[WHAT IS REQUIRED]:
Take each line containing the word "title" and copy it.

[SUPPLIED INFORMATION]:
• • • •

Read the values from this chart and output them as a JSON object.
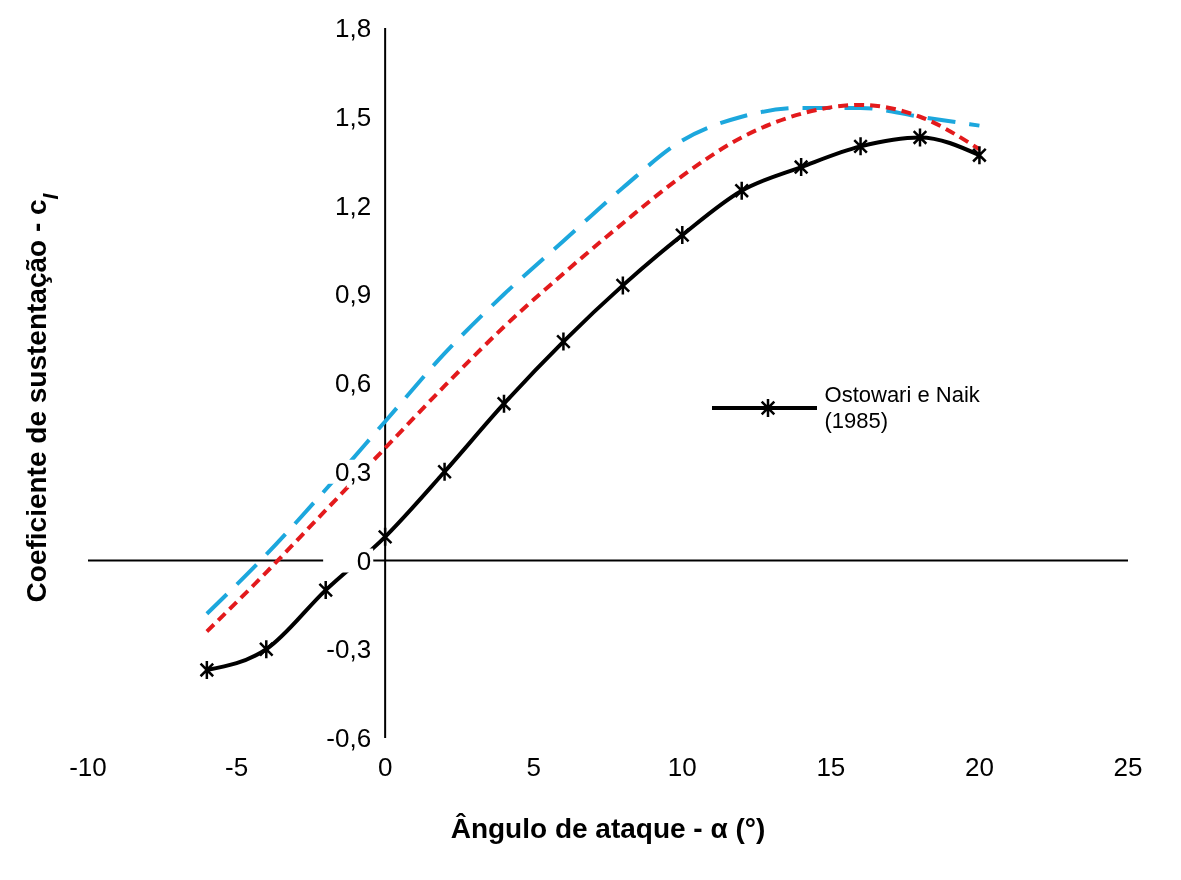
{
  "chart_data": {
    "type": "line",
    "xlabel": "Ângulo de ataque - α (°)",
    "ylabel": "Coeficiente de sustentação - c$_{l}$",
    "x": [
      -6,
      -4,
      -2,
      0,
      2,
      4,
      6,
      8,
      10,
      12,
      14,
      16,
      18,
      20
    ],
    "series": [
      {
        "color": "#1ca7dd",
        "line_style": "dashed",
        "marker": "none",
        "values": [
          -0.18,
          0.02,
          0.24,
          0.47,
          0.7,
          0.9,
          1.08,
          1.26,
          1.42,
          1.5,
          1.53,
          1.53,
          1.5,
          1.47
        ]
      },
      {
        "color": "#e31a1c",
        "line_style": "dotted",
        "marker": "none",
        "values": [
          -0.24,
          -0.04,
          0.17,
          0.38,
          0.59,
          0.79,
          0.97,
          1.14,
          1.3,
          1.43,
          1.51,
          1.54,
          1.5,
          1.39
        ]
      },
      {
        "name": "Ostowari e Naik (1985)",
        "color": "#000000",
        "line_style": "solid",
        "marker": "cross",
        "values": [
          -0.37,
          -0.3,
          -0.1,
          0.08,
          0.3,
          0.53,
          0.74,
          0.93,
          1.1,
          1.25,
          1.33,
          1.4,
          1.43,
          1.37
        ]
      }
    ],
    "xlim": [
      -10,
      25
    ],
    "xticks": [
      -10,
      -5,
      0,
      5,
      10,
      15,
      20,
      25
    ],
    "ylim": [
      -0.6,
      1.8
    ],
    "yticks": [
      {
        "value": -0.6,
        "label": "-0,6"
      },
      {
        "value": -0.3,
        "label": "-0,3"
      },
      0,
      {
        "value": 0.3,
        "label": "0,3"
      },
      {
        "value": 0.6,
        "label": "0,6"
      },
      {
        "value": 0.9,
        "label": "0,9"
      },
      {
        "value": 1.2,
        "label": "1,2"
      },
      {
        "value": 1.5,
        "label": "1,5"
      },
      {
        "value": 1.8,
        "label": "1,8"
      }
    ],
    "ref_lines": [
      {
        "axis": "y",
        "value": 0,
        "color": "#000000"
      }
    ],
    "grid": false,
    "legend": "right"
  }
}
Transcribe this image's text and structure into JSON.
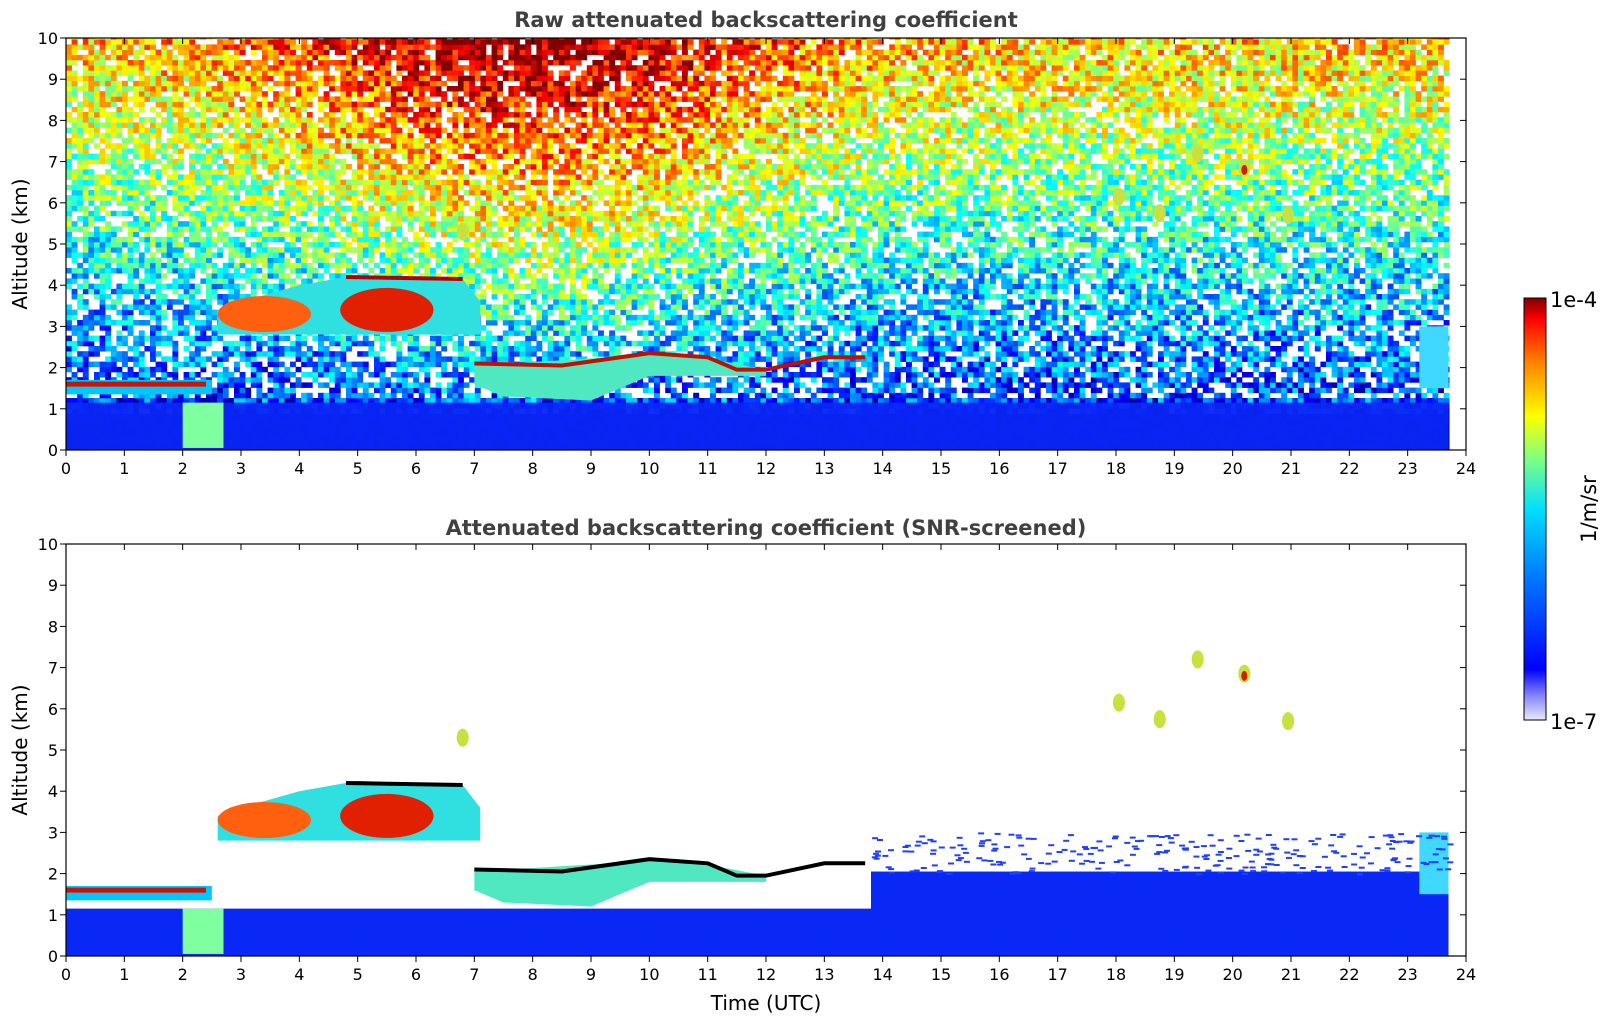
{
  "chart_data": [
    {
      "type": "heatmap",
      "title": "Raw attenuated backscattering coefficient",
      "xlabel": "",
      "ylabel": "Altitude (km)",
      "xlim": [
        0,
        24
      ],
      "ylim": [
        0,
        10
      ],
      "xticks": [
        "0",
        "1",
        "2",
        "3",
        "4",
        "5",
        "6",
        "7",
        "8",
        "9",
        "10",
        "11",
        "12",
        "13",
        "14",
        "15",
        "16",
        "17",
        "18",
        "19",
        "20",
        "21",
        "22",
        "23",
        "24"
      ],
      "yticks": [
        "0",
        "1",
        "2",
        "3",
        "4",
        "5",
        "6",
        "7",
        "8",
        "9",
        "10"
      ],
      "data_end_time": 23.7,
      "features": [
        {
          "kind": "boundary_layer",
          "t0": 0,
          "t1": 23.7,
          "z0": 0,
          "z1": 1.1,
          "level": "low"
        },
        {
          "kind": "cloud",
          "t0": 2.0,
          "t1": 2.7,
          "z0": 0.05,
          "z1": 1.15,
          "level": "mid"
        },
        {
          "kind": "cloud",
          "t0": 2.6,
          "t1": 7.1,
          "z0": 2.8,
          "z1": 4.2,
          "level": "high"
        },
        {
          "kind": "cloud",
          "t0": 7.0,
          "t1": 12.0,
          "z0": 1.6,
          "z1": 2.4,
          "level": "high"
        },
        {
          "kind": "cloud",
          "t0": 0,
          "t1": 2.5,
          "z0": 1.3,
          "z1": 1.7,
          "level": "high"
        },
        {
          "kind": "cloud",
          "t0": 23.2,
          "t1": 23.7,
          "z0": 1.5,
          "z1": 3.0,
          "level": "mid"
        },
        {
          "kind": "cirrus",
          "t0": 17.9,
          "t1": 21.0,
          "z0": 5.5,
          "z1": 7.4,
          "level": "mid"
        }
      ]
    },
    {
      "type": "heatmap",
      "title": "Attenuated backscattering coefficient (SNR-screened)",
      "xlabel": "Time (UTC)",
      "ylabel": "Altitude (km)",
      "xlim": [
        0,
        24
      ],
      "ylim": [
        0,
        10
      ],
      "xticks": [
        "0",
        "1",
        "2",
        "3",
        "4",
        "5",
        "6",
        "7",
        "8",
        "9",
        "10",
        "11",
        "12",
        "13",
        "14",
        "15",
        "16",
        "17",
        "18",
        "19",
        "20",
        "21",
        "22",
        "23",
        "24"
      ],
      "yticks": [
        "0",
        "1",
        "2",
        "3",
        "4",
        "5",
        "6",
        "7",
        "8",
        "9",
        "10"
      ],
      "data_end_time": 23.7
    }
  ],
  "colorbar": {
    "label": "1/m/sr",
    "max_label": "1e-4",
    "min_label": "1e-7",
    "scale": "log",
    "range": [
      1e-07,
      0.0001
    ],
    "colormap": "jet",
    "colors": [
      "#e6e6fa",
      "#0000ff",
      "#00ffff",
      "#ffff00",
      "#ff0000",
      "#800000"
    ]
  }
}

• • • •

[RESULT BELOW]:
      "title": "Raw attenuated backscattering coefficient",
      "title": "Attenuated backscattering coefficient (SNR-screened)",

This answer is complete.